> Material for this exercise
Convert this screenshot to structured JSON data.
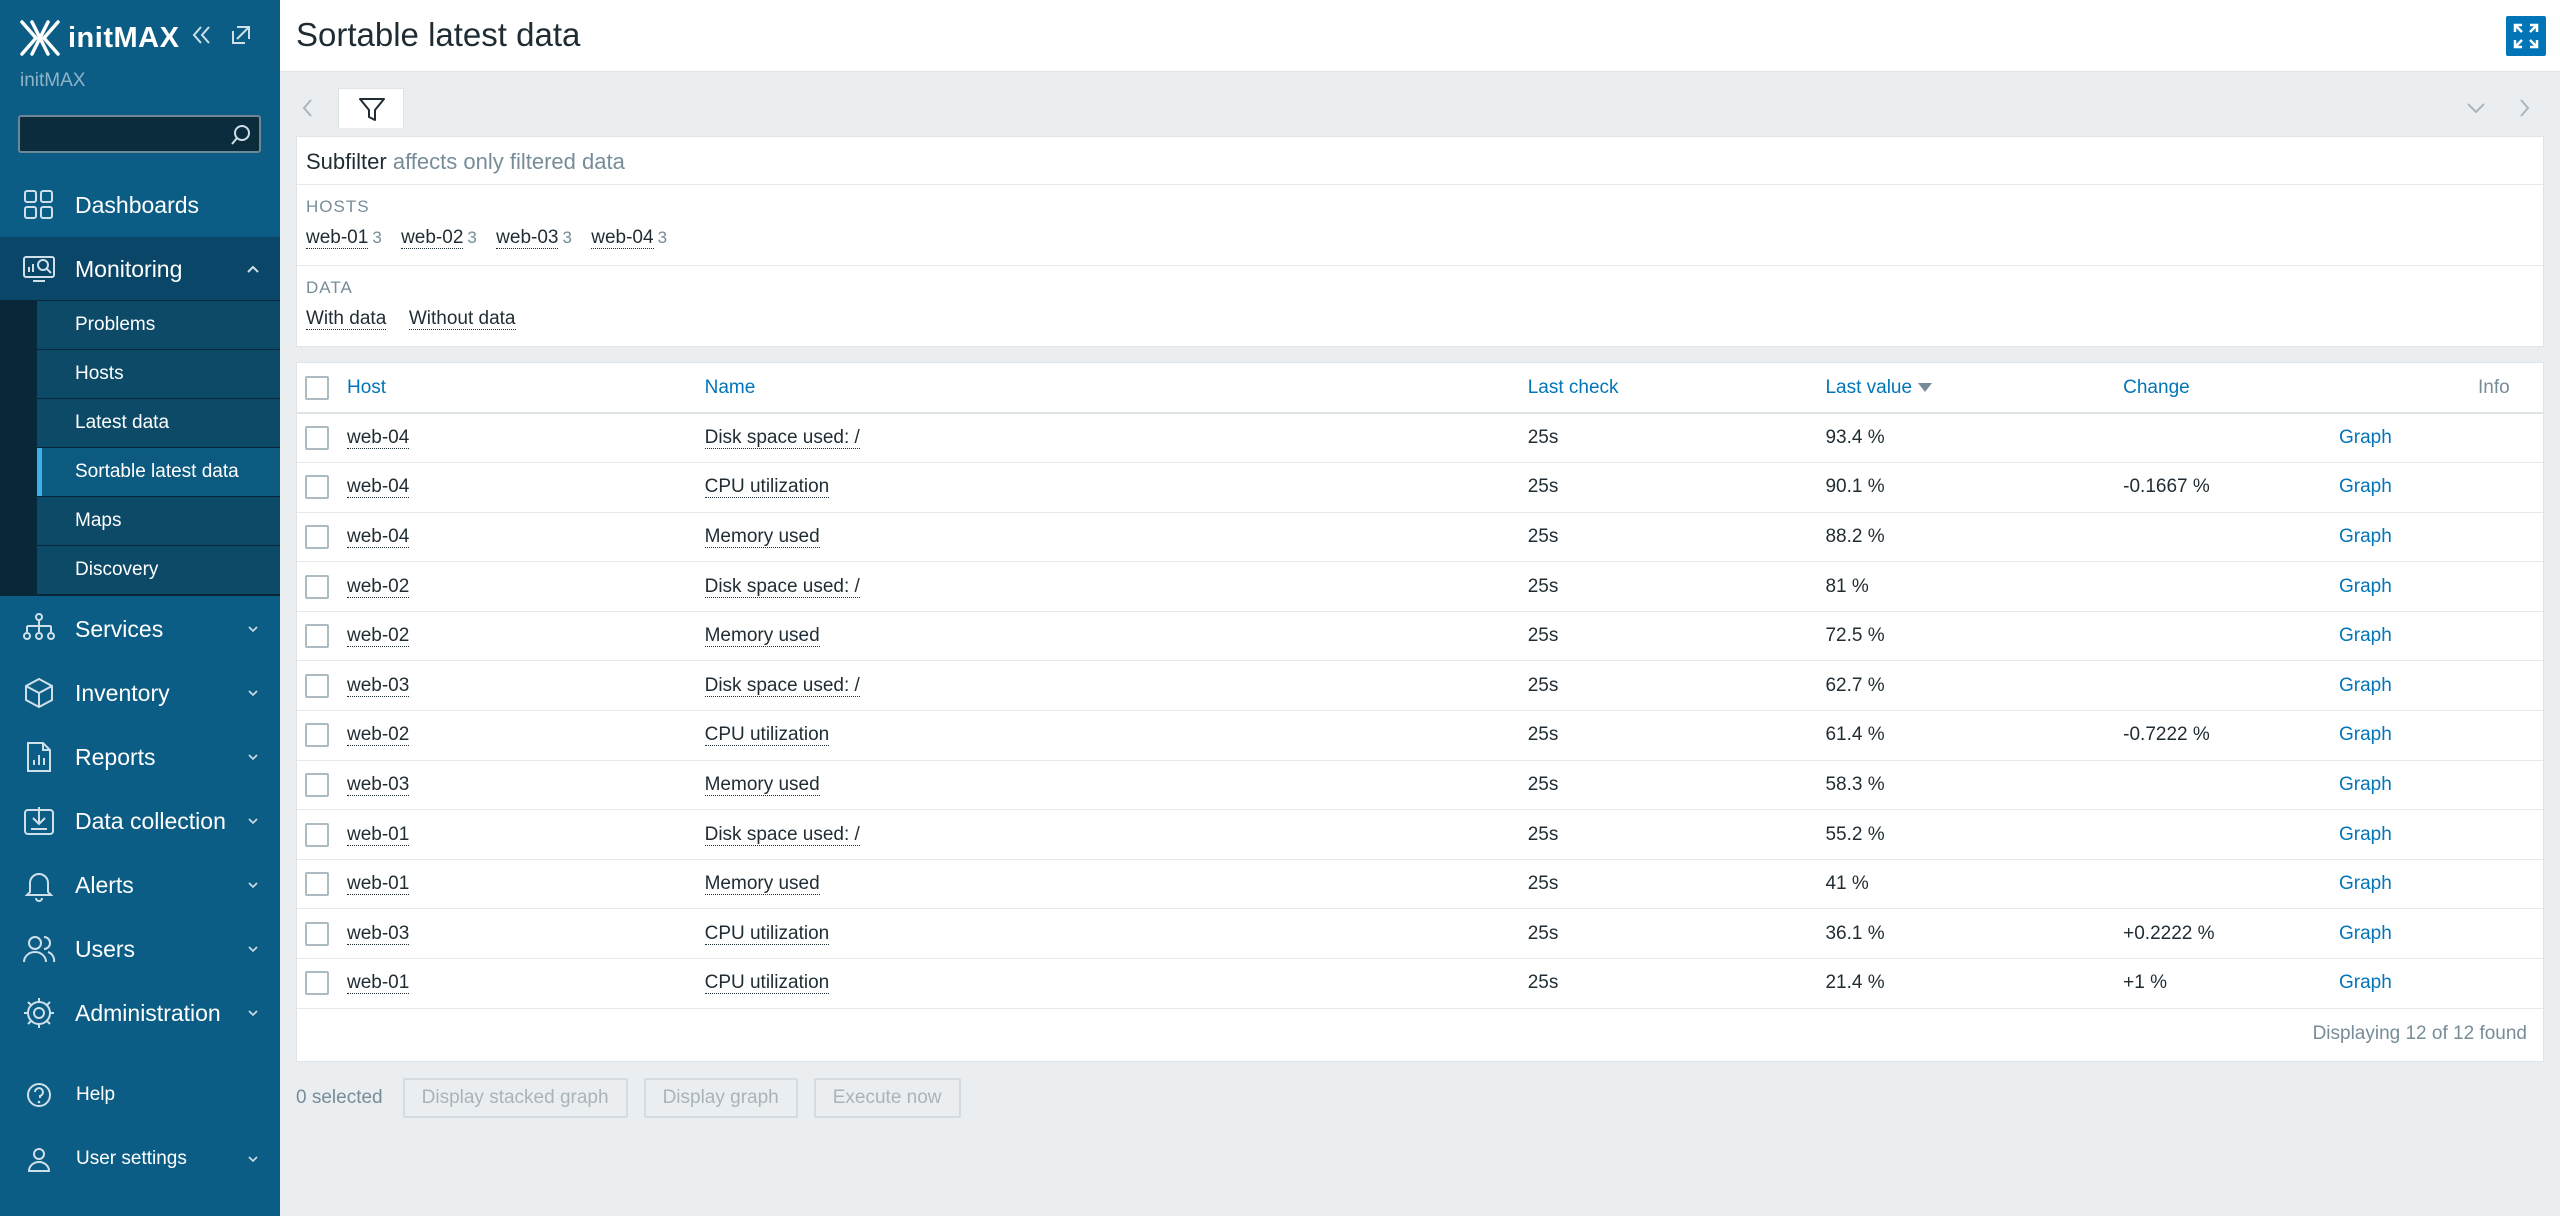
{
  "sidebar": {
    "logo_text": "initMAX",
    "server_name": "initMAX",
    "search": {
      "value": "",
      "placeholder": ""
    },
    "menu": [
      {
        "label": "Dashboards",
        "icon": "dashboards-icon"
      },
      {
        "label": "Monitoring",
        "icon": "monitoring-icon",
        "open": true
      },
      {
        "label": "Services",
        "icon": "services-icon"
      },
      {
        "label": "Inventory",
        "icon": "inventory-icon"
      },
      {
        "label": "Reports",
        "icon": "reports-icon"
      },
      {
        "label": "Data collection",
        "icon": "data-collection-icon"
      },
      {
        "label": "Alerts",
        "icon": "alerts-icon"
      },
      {
        "label": "Users",
        "icon": "users-icon"
      },
      {
        "label": "Administration",
        "icon": "administration-icon"
      }
    ],
    "monitoring_submenu": [
      {
        "label": "Problems"
      },
      {
        "label": "Hosts"
      },
      {
        "label": "Latest data"
      },
      {
        "label": "Sortable latest data",
        "active": true
      },
      {
        "label": "Maps"
      },
      {
        "label": "Discovery"
      }
    ],
    "bottom": [
      {
        "label": "Help",
        "icon": "help-icon"
      },
      {
        "label": "User settings",
        "icon": "user-settings-icon"
      }
    ]
  },
  "header": {
    "title": "Sortable latest data"
  },
  "subfilter": {
    "title": "Subfilter",
    "note": "affects only filtered data",
    "hosts_label": "HOSTS",
    "hosts": [
      {
        "name": "web-01",
        "count": "3"
      },
      {
        "name": "web-02",
        "count": "3"
      },
      {
        "name": "web-03",
        "count": "3"
      },
      {
        "name": "web-04",
        "count": "3"
      }
    ],
    "data_label": "DATA",
    "data_options": [
      "With data",
      "Without data"
    ]
  },
  "table": {
    "columns": {
      "host": "Host",
      "name": "Name",
      "last_check": "Last check",
      "last_value": "Last value",
      "change": "Change",
      "info": "Info"
    },
    "rows": [
      {
        "host": "web-04",
        "name": "Disk space used: /",
        "last_check": "25s",
        "last_value": "93.4 %",
        "change": "",
        "graph": "Graph"
      },
      {
        "host": "web-04",
        "name": "CPU utilization",
        "last_check": "25s",
        "last_value": "90.1 %",
        "change": "-0.1667 %",
        "graph": "Graph"
      },
      {
        "host": "web-04",
        "name": "Memory used",
        "last_check": "25s",
        "last_value": "88.2 %",
        "change": "",
        "graph": "Graph"
      },
      {
        "host": "web-02",
        "name": "Disk space used: /",
        "last_check": "25s",
        "last_value": "81 %",
        "change": "",
        "graph": "Graph"
      },
      {
        "host": "web-02",
        "name": "Memory used",
        "last_check": "25s",
        "last_value": "72.5 %",
        "change": "",
        "graph": "Graph"
      },
      {
        "host": "web-03",
        "name": "Disk space used: /",
        "last_check": "25s",
        "last_value": "62.7 %",
        "change": "",
        "graph": "Graph"
      },
      {
        "host": "web-02",
        "name": "CPU utilization",
        "last_check": "25s",
        "last_value": "61.4 %",
        "change": "-0.7222 %",
        "graph": "Graph"
      },
      {
        "host": "web-03",
        "name": "Memory used",
        "last_check": "25s",
        "last_value": "58.3 %",
        "change": "",
        "graph": "Graph"
      },
      {
        "host": "web-01",
        "name": "Disk space used: /",
        "last_check": "25s",
        "last_value": "55.2 %",
        "change": "",
        "graph": "Graph"
      },
      {
        "host": "web-01",
        "name": "Memory used",
        "last_check": "25s",
        "last_value": "41 %",
        "change": "",
        "graph": "Graph"
      },
      {
        "host": "web-03",
        "name": "CPU utilization",
        "last_check": "25s",
        "last_value": "36.1 %",
        "change": "+0.2222 %",
        "graph": "Graph"
      },
      {
        "host": "web-01",
        "name": "CPU utilization",
        "last_check": "25s",
        "last_value": "21.4 %",
        "change": "+1 %",
        "graph": "Graph"
      }
    ],
    "footer": "Displaying 12 of 12 found"
  },
  "actions": {
    "selected": "0 selected",
    "buttons": [
      "Display stacked graph",
      "Display graph",
      "Execute now"
    ]
  },
  "colors": {
    "sidebar_bg": "#0c5d85",
    "accent": "#0275b8",
    "page_bg": "#ebeef0"
  }
}
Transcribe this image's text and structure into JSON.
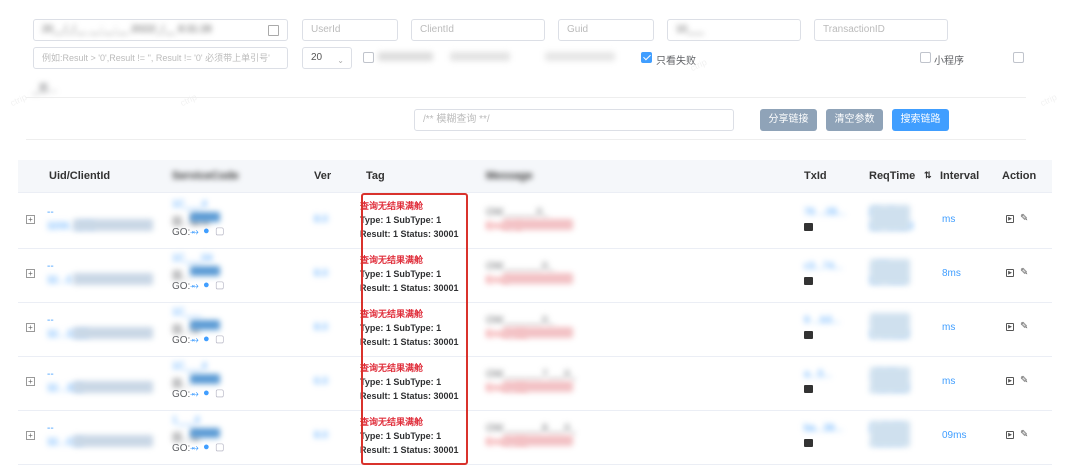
{
  "filters": {
    "row1": {
      "date_range": "20__/_/__ __:__:__  2022/_/__ 8:31:28",
      "userid": "UserId",
      "clientid": "ClientId",
      "guid": "Guid",
      "field5": "10___",
      "transaction_id": "TransactionID"
    },
    "row2": {
      "query": "例如:Result > '0',Result != '', Result != '0' 必须带上单引号'",
      "page_size": "20",
      "chk_wrong_label": "只看失败",
      "chk_mini_label": "小程序",
      "last_label": "_否..."
    }
  },
  "search": {
    "fuzzy_placeholder": "/** 模糊查询 **/",
    "share_button": "分享链接",
    "clear_button": "清空参数",
    "search_button": "搜索链路"
  },
  "columns": {
    "uid": "Uid/ClientId",
    "service": "ServiceCode",
    "ver": "Ver",
    "tag": "Tag",
    "message": "Message",
    "txid": "TxId",
    "reqtime": "ReqTime",
    "interval": "Interval",
    "action": "Action"
  },
  "rows": [
    {
      "uid_top": "--",
      "uid_bottom": "3200...279",
      "svc_top": "1C___4",
      "svc_mid": "国...服务",
      "go": "GO:",
      "ver": "8.0",
      "tag_title": "查询无结果满舱",
      "tag_line1": "Type: 1 SubType: 1",
      "tag_line2": "Result: 1 Status: 30001",
      "msg_top": "OW______0_",
      "msg_bottom": "Error...1",
      "tx": "76 ...05...",
      "time_top": "20...3",
      "time_bottom": "16...9.854",
      "interval": "ms"
    },
    {
      "uid_top": "--",
      "uid_bottom": "32...0",
      "svc_top": "1C___04",
      "svc_mid": "国...",
      "go": "GO:",
      "ver": "8.0",
      "tag_title": "查询无结果满舱",
      "tag_line1": "Type: 1 SubType: 1",
      "tag_line2": "Result: 1 Status: 30001",
      "msg_top": "OW_______0_",
      "msg_bottom": "Error",
      "tx": "c3...74...",
      "time_top": "...06",
      "time_bottom": "16...406",
      "interval": "8ms"
    },
    {
      "uid_top": "--",
      "uid_bottom": "32...3185",
      "svc_top": "1C___",
      "svc_mid": "国...务",
      "go": "GO:",
      "ver": "8.0",
      "tag_title": "查询无结果满舱",
      "tag_line1": "Type: 1 SubType: 1",
      "tag_line2": "Result: 1 Status: 30001",
      "msg_top": "OW_______0_",
      "msg_bottom": "Error...01",
      "tx": "9 ...b3...",
      "time_top": "...",
      "time_bottom": "1...0.530",
      "interval": "ms"
    },
    {
      "uid_top": "--",
      "uid_bottom": "32...393",
      "svc_top": "1C___4",
      "svc_mid": "国...",
      "go": "GO:",
      "ver": "6.0",
      "tag_title": "查询无结果满舱",
      "tag_line1": "Type: 1 SubType: 1",
      "tag_line2": "Result: 1 Status: 30001",
      "msg_top": "OW_______7___0_",
      "msg_bottom": "Error...01",
      "tx": "a...5...",
      "time_top": "...5-06",
      "time_bottom": "...19.360",
      "interval": "ms"
    },
    {
      "uid_top": "--",
      "uid_bottom": "32...018",
      "svc_top": "1___4",
      "svc_mid": "国...务",
      "go": "GO:",
      "ver": "8.0",
      "tag_title": "查询无结果满舱",
      "tag_line1": "Type: 1 SubType: 1",
      "tag_line2": "Result: 1 Status: 30001",
      "msg_top": "OW_______8___0_",
      "msg_bottom": "Error...01",
      "tx": "ba...39...",
      "time_top": "2...5-06",
      "time_bottom": "...8.370",
      "interval": "09ms"
    }
  ]
}
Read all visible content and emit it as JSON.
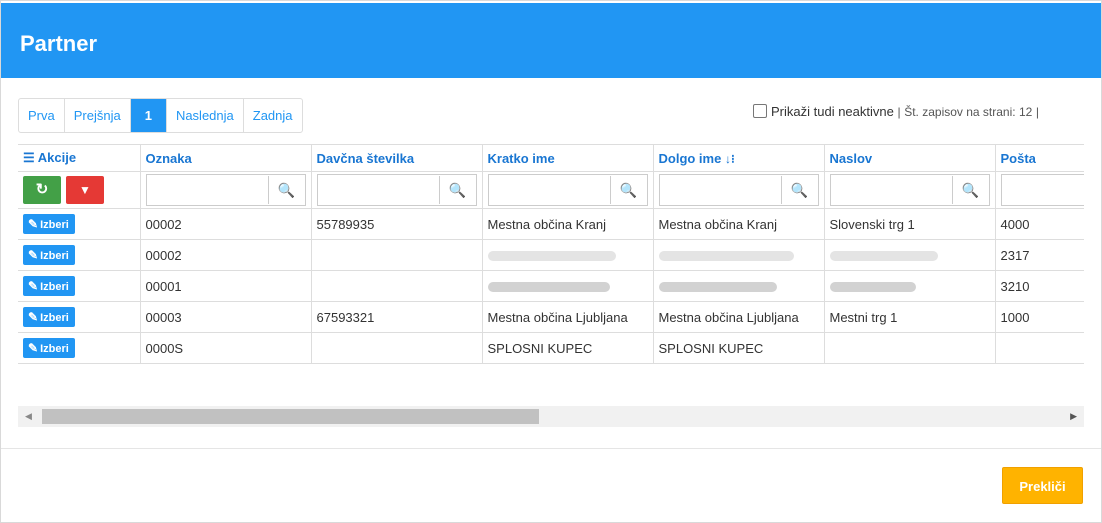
{
  "dialog": {
    "title": "Partner"
  },
  "pager": {
    "first": "Prva",
    "prev": "Prejšnja",
    "current": "1",
    "next": "Naslednja",
    "last": "Zadnja"
  },
  "options": {
    "show_inactive_label": "Prikaži tudi neaktivne",
    "separator": "|",
    "per_page_label": "Št. zapisov na strani: 12",
    "trailing_separator": "|"
  },
  "table": {
    "columns": [
      {
        "label": "Akcije",
        "icon": "list-icon"
      },
      {
        "label": "Oznaka"
      },
      {
        "label": "Davčna številka"
      },
      {
        "label": "Kratko ime"
      },
      {
        "label": "Dolgo ime",
        "icon": "sort-asc-icon"
      },
      {
        "label": "Naslov"
      },
      {
        "label": "Pošta"
      }
    ],
    "select_label": "Izberi",
    "search_glyph": "🔍",
    "refresh_glyph": "↻",
    "filter_glyph": "▼",
    "pencil_glyph": "✎",
    "sort_glyph": "↓⁝",
    "list_glyph": "☰",
    "rows": [
      {
        "oznaka": "00002",
        "davcna": "55789935",
        "kratko": "Mestna občina Kranj",
        "dolgo": "Mestna občina Kranj",
        "naslov": "Slovenski trg 1",
        "posta": "4000"
      },
      {
        "oznaka": "00002",
        "davcna": "",
        "kratko": "",
        "dolgo": "",
        "naslov": "",
        "posta": "2317"
      },
      {
        "oznaka": "00001",
        "davcna": "",
        "kratko": "",
        "dolgo": "",
        "naslov": "",
        "posta": "3210"
      },
      {
        "oznaka": "00003",
        "davcna": "67593321",
        "kratko": "Mestna občina Ljubljana",
        "dolgo": "Mestna občina Ljubljana",
        "naslov": "Mestni trg 1",
        "posta": "1000"
      },
      {
        "oznaka": "0000S",
        "davcna": "",
        "kratko": "SPLOSNI KUPEC",
        "dolgo": "SPLOSNI KUPEC",
        "naslov": "",
        "posta": ""
      }
    ]
  },
  "scrollbar": {
    "left_arrow": "◀",
    "right_arrow": "▶"
  },
  "footer": {
    "cancel_label": "Prekliči"
  },
  "colors": {
    "header": "#2196f3",
    "accent": "#2196f3",
    "refresh": "#43a047",
    "filter": "#e53935",
    "cancel": "#ffb300"
  }
}
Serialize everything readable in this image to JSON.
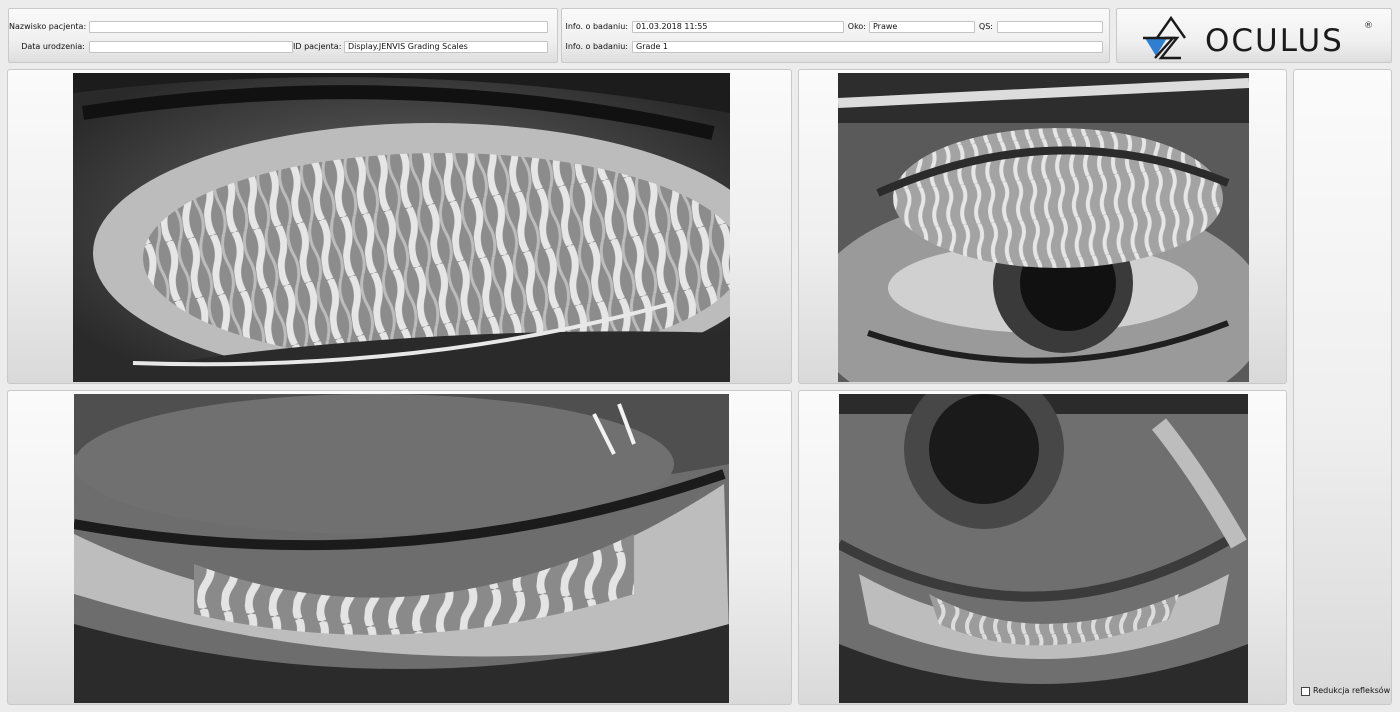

> To do
Filter the listing for the word "Ljubljana" and copy every line that holds it.

> Result for this task
        "kratko": "Mestna občina Ljubljana",
        "dolgo": "Mestna občina Ljubljana",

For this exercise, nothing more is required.